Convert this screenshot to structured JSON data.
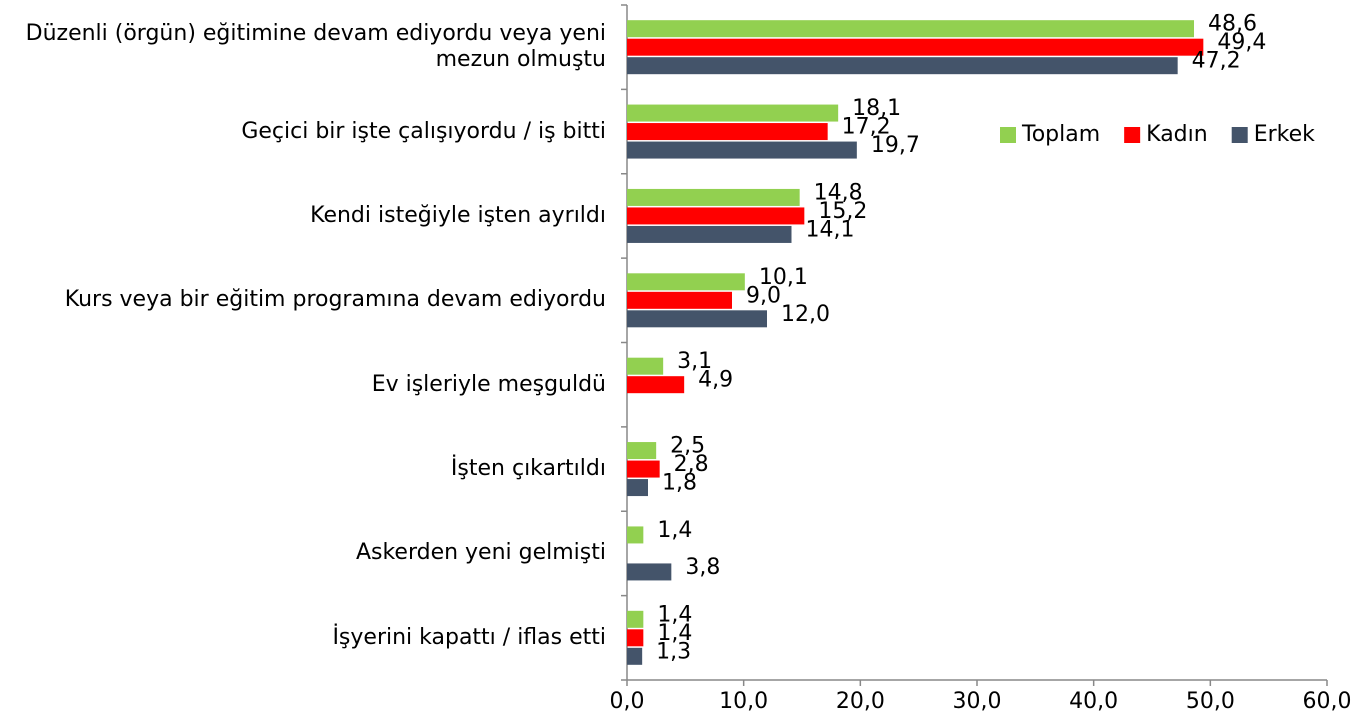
{
  "chart_data": {
    "type": "bar",
    "orientation": "horizontal",
    "categories": [
      "Düzenli (örgün) eğitimine devam ediyordu veya yeni mezun olmuştu",
      "Geçici bir işte çalışıyordu / iş bitti",
      "Kendi isteğiyle işten ayrıldı",
      "Kurs veya bir eğitim programına devam ediyordu",
      "Ev işleriyle meşguldü",
      "İşten çıkartıldı",
      "Askerden yeni gelmişti",
      "İşyerini kapattı / iflas etti"
    ],
    "series": [
      {
        "name": "Toplam",
        "color": "#92d050",
        "values": [
          48.6,
          18.1,
          14.8,
          10.1,
          3.1,
          2.5,
          1.4,
          1.4
        ],
        "value_labels": [
          "48,6",
          "18,1",
          "14,8",
          "10,1",
          "3,1",
          "2,5",
          "1,4",
          "1,4"
        ]
      },
      {
        "name": "Kadın",
        "color": "#ff0000",
        "values": [
          49.4,
          17.2,
          15.2,
          9.0,
          4.9,
          2.8,
          null,
          1.4
        ],
        "value_labels": [
          "49,4",
          "17,2",
          "15,2",
          "9,0",
          "4,9",
          "2,8",
          null,
          "1,4"
        ]
      },
      {
        "name": "Erkek",
        "color": "#44546a",
        "values": [
          47.2,
          19.7,
          14.1,
          12.0,
          null,
          1.8,
          3.8,
          1.3
        ],
        "value_labels": [
          "47,2",
          "19,7",
          "14,1",
          "12,0",
          null,
          "1,8",
          "3,8",
          "1,3"
        ]
      }
    ],
    "xlim": [
      0,
      60
    ],
    "xticks": [
      {
        "value": 0,
        "label": "0,0"
      },
      {
        "value": 10,
        "label": "10,0"
      },
      {
        "value": 20,
        "label": "20,0"
      },
      {
        "value": 30,
        "label": "30,0"
      },
      {
        "value": 40,
        "label": "40,0"
      },
      {
        "value": 50,
        "label": "50,0"
      },
      {
        "value": 60,
        "label": "60,0"
      }
    ],
    "legend": "top-right",
    "grid": false
  }
}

==========

Copy each line of the records precisely and drop any images they hold.

### Full output
Convert this screenshot to structured JSON data.
{
  "chart_data": {
    "type": "bar",
    "orientation": "horizontal",
    "categories": [
      "Düzenli (örgün) eğitimine devam ediyordu veya yeni mezun olmuştu",
      "Geçici bir işte çalışıyordu / iş bitti",
      "Kendi isteğiyle işten ayrıldı",
      "Kurs veya bir eğitim programına devam ediyordu",
      "Ev işleriyle meşguldü",
      "İşten çıkartıldı",
      "Askerden yeni gelmişti",
      "İşyerini kapattı / iflas etti"
    ],
    "series": [
      {
        "name": "Toplam",
        "color": "#92d050",
        "values": [
          48.6,
          18.1,
          14.8,
          10.1,
          3.1,
          2.5,
          1.4,
          1.4
        ],
        "value_labels": [
          "48,6",
          "18,1",
          "14,8",
          "10,1",
          "3,1",
          "2,5",
          "1,4",
          "1,4"
        ]
      },
      {
        "name": "Kadın",
        "color": "#ff0000",
        "values": [
          49.4,
          17.2,
          15.2,
          9.0,
          4.9,
          2.8,
          null,
          1.4
        ],
        "value_labels": [
          "49,4",
          "17,2",
          "15,2",
          "9,0",
          "4,9",
          "2,8",
          null,
          "1,4"
        ]
      },
      {
        "name": "Erkek",
        "color": "#44546a",
        "values": [
          47.2,
          19.7,
          14.1,
          12.0,
          null,
          1.8,
          3.8,
          1.3
        ],
        "value_labels": [
          "47,2",
          "19,7",
          "14,1",
          "12,0",
          null,
          "1,8",
          "3,8",
          "1,3"
        ]
      }
    ],
    "xlim": [
      0,
      60
    ],
    "xticks": [
      {
        "value": 0,
        "label": "0,0"
      },
      {
        "value": 10,
        "label": "10,0"
      },
      {
        "value": 20,
        "label": "20,0"
      },
      {
        "value": 30,
        "label": "30,0"
      },
      {
        "value": 40,
        "label": "40,0"
      },
      {
        "value": 50,
        "label": "50,0"
      },
      {
        "value": 60,
        "label": "60,0"
      }
    ],
    "legend": "top-right",
    "grid": false
  }
}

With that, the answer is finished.